Check each line of the records below for the word "image" and copy those where it appears.

**GIVEN DATA:**
○ ○ ○ ○ ○ ○ ○
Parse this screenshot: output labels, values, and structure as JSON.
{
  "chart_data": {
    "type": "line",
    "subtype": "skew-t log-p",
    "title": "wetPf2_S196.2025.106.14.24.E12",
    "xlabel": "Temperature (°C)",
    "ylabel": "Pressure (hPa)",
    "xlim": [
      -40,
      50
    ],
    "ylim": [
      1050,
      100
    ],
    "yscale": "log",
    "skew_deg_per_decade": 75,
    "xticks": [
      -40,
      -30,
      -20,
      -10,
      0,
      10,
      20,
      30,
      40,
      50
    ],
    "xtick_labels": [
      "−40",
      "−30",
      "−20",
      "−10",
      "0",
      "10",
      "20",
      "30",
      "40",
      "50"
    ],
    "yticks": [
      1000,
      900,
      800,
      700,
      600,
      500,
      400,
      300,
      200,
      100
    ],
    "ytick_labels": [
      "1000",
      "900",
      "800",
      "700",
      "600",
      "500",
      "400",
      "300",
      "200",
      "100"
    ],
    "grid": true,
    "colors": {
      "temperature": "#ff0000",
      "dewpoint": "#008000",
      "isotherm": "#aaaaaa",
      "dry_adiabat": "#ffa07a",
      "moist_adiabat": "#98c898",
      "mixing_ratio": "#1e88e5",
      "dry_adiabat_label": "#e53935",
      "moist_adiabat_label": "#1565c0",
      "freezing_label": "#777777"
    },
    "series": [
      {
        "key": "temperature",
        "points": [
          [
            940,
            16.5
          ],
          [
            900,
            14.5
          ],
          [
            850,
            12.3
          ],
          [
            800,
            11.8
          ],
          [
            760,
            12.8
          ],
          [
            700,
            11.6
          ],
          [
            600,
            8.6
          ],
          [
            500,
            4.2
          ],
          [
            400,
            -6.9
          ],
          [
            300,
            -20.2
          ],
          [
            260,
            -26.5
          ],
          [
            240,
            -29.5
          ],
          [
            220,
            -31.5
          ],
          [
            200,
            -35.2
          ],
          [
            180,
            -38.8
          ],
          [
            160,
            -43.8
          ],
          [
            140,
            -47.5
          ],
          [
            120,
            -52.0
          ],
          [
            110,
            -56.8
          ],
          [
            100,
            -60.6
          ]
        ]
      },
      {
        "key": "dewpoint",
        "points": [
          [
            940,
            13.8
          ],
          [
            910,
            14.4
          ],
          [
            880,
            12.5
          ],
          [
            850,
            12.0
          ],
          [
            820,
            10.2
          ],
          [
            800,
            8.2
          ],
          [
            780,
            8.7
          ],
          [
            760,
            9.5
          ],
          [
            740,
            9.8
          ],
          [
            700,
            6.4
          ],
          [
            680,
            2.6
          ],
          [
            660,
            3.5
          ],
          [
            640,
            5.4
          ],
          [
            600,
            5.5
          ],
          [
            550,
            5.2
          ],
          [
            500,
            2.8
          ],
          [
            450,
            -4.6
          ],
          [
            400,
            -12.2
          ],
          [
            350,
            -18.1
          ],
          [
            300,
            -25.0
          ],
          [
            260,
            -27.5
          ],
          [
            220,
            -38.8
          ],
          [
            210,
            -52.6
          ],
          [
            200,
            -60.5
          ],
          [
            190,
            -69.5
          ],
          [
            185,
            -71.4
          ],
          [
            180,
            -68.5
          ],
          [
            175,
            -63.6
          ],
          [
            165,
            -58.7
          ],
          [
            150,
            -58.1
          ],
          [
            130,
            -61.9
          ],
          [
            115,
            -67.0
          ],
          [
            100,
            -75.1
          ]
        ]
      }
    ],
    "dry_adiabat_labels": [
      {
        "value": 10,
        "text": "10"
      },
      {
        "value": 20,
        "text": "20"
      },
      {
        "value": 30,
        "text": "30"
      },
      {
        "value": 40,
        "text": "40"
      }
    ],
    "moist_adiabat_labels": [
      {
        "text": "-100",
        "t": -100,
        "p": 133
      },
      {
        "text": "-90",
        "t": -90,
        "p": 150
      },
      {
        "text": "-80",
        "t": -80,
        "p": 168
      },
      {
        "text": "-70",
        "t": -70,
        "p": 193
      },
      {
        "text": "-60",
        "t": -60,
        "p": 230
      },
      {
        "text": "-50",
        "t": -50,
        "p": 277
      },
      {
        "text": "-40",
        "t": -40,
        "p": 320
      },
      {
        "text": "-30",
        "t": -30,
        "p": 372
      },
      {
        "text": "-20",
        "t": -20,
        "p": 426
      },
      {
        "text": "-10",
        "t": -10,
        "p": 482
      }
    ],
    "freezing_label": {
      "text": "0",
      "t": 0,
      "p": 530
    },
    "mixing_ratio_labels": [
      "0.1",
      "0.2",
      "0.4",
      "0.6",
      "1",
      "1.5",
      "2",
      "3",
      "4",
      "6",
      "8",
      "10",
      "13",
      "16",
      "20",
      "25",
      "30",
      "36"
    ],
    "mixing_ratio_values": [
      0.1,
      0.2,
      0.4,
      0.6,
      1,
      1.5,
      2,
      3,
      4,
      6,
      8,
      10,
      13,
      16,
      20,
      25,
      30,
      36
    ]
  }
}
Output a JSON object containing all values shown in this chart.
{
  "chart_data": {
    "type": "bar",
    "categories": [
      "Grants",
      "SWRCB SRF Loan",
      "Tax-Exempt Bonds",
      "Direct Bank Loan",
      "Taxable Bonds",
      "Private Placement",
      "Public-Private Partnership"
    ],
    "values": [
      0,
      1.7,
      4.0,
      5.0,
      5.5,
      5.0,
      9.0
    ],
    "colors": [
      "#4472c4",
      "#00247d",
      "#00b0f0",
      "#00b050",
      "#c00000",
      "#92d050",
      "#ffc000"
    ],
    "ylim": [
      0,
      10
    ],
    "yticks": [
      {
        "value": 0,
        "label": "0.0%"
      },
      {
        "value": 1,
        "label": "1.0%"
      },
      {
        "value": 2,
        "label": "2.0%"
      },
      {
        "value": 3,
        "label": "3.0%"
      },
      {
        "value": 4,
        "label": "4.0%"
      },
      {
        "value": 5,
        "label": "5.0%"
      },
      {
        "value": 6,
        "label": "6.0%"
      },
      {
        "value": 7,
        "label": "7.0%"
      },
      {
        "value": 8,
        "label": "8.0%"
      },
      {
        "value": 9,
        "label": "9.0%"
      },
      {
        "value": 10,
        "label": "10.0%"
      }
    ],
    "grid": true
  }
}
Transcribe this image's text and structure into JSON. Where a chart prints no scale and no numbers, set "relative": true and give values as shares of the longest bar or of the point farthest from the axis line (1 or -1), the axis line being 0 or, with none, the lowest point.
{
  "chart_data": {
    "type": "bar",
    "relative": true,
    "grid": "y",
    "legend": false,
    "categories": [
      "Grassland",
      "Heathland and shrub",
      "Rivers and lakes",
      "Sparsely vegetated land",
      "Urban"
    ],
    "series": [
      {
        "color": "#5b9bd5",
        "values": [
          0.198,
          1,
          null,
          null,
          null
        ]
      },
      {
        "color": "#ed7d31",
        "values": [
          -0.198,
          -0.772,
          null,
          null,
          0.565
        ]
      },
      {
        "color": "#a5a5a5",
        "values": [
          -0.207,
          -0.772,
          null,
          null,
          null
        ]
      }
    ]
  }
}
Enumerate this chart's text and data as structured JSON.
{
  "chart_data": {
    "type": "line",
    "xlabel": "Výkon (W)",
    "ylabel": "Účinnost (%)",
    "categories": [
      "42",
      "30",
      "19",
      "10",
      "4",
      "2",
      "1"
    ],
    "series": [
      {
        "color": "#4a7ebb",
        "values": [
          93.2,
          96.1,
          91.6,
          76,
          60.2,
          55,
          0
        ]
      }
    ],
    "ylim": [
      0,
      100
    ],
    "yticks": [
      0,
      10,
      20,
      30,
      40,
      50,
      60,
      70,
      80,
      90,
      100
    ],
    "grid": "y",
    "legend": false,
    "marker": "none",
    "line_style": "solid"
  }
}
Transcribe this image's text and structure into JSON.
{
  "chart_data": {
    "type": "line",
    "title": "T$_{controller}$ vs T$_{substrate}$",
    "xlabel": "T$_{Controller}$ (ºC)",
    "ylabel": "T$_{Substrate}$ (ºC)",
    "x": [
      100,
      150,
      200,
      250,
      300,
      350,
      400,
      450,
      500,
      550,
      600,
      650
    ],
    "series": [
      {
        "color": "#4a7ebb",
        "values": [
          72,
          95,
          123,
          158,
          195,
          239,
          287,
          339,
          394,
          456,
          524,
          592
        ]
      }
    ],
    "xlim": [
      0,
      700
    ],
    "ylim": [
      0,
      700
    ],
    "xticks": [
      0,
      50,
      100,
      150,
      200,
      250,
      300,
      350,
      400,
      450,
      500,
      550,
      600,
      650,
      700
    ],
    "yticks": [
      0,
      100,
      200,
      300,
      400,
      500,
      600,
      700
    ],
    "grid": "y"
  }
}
○ ○ ○ ○ ○ ○ ○
**SOLUTION FOR THIS TASK:**
Transcribe this image's text and structure into JSON. Where a chart prints no scale and no numbers, set "relative": true and give values as shares of the longest bar or of the point farthest from the axis line (1 or -1), the axis line being 0 or, with none, the lowest point.
Transcribe this image's text and structure into JSON.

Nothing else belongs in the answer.